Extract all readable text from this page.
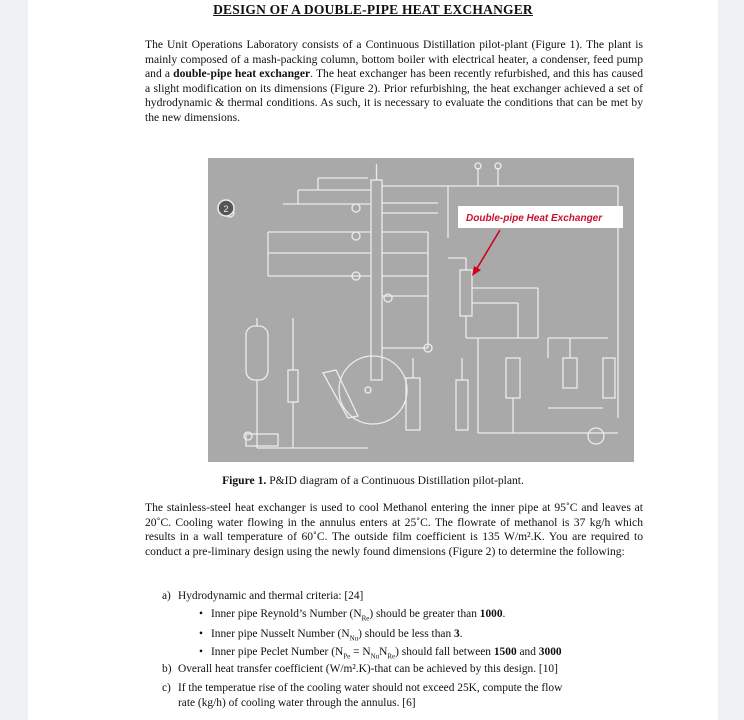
DESIGN OF A DOUBLE-PIPE HEAT EXCHANGER
The Unit Operations Laboratory consists of a Continuous Distillation pilot-plant (Figure 1). The plant is mainly composed of a mash-packing column, bottom boiler with electrical heater, a condenser, feed pump and a double-pipe heat exchanger. The heat exchanger has been recently refurbished, and this has caused a slight modification on its dimensions (Figure 2). Prior refurbishing, the heat exchanger achieved a set of hydrodynamic & thermal conditions. As such, it is necessary to evaluate the conditions that can be met by the new dimensions.
2
Double-pipe Heat Exchanger
Figure 1. P&ID diagram of a Continuous Distillation pilot-plant.
The stainless-steel heat exchanger is used to cool Methanol entering the inner pipe at 95˚C and leaves at 20˚C. Cooling water flowing in the annulus enters at 25˚C. The flowrate of methanol is 37 kg/h which results in a wall temperature of 60˚C. The outside film coefficient is 135 W/m².K. You are required to conduct a pre-liminary design using the newly found dimensions (Figure 2) to determine the following:
a) Hydrodynamic and thermal criteria: [24]
• Inner pipe Reynold’s Number $(N_{Re})$ should be greater than 1000.
• Inner pipe Nusselt Number $(N_{Nu})$ should be less than 3.
• Inner pipe Peclet Number $(N_{Pe} = N_{Nu}N_{Re})$ should fall between 1500 and 3000
b) Overall heat transfer coefficient (W/m².K)-that can be achieved by this design. [10]
c) If the temperatue rise of the cooling water should not exceed 25K, compute the flow
rate (kg/h) of cooling water through the annulus. [6]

> **What you are asked to do**: Copy out all the data without changing anything, and drop the pictures.

> **Result of the exercise**:
Extract all readable text from this page.
DESIGN OF A DOUBLE-PIPE HEAT EXCHANGER
The Unit Operations Laboratory consists of a Continuous Distillation pilot-plant (Figure 1). The plant is mainly composed of a mash-packing column, bottom boiler with electrical heater, a condenser, feed pump and a double-pipe heat exchanger. The heat exchanger has been recently refurbished, and this has caused a slight modification on its dimensions (Figure 2). Prior refurbishing, the heat exchanger achieved a set of hydrodynamic & thermal conditions. As such, it is necessary to evaluate the conditions that can be met by the new dimensions.
2
Double-pipe Heat Exchanger
Figure 1. P&ID diagram of a Continuous Distillation pilot-plant.
The stainless-steel heat exchanger is used to cool Methanol entering the inner pipe at 95˚C and leaves at 20˚C. Cooling water flowing in the annulus enters at 25˚C. The flowrate of methanol is 37 kg/h which results in a wall temperature of 60˚C. The outside film coefficient is 135 W/m².K. You are required to conduct a pre-liminary design using the newly found dimensions (Figure 2) to determine the following:
a) Hydrodynamic and thermal criteria: [24]
• Inner pipe Reynold’s Number $(N_{Re})$ should be greater than 1000.
• Inner pipe Nusselt Number $(N_{Nu})$ should be less than 3.
• Inner pipe Peclet Number $(N_{Pe} = N_{Nu}N_{Re})$ should fall between 1500 and 3000
b) Overall heat transfer coefficient (W/m².K)-that can be achieved by this design. [10]
c) If the temperatue rise of the cooling water should not exceed 25K, compute the flow
rate (kg/h) of cooling water through the annulus. [6]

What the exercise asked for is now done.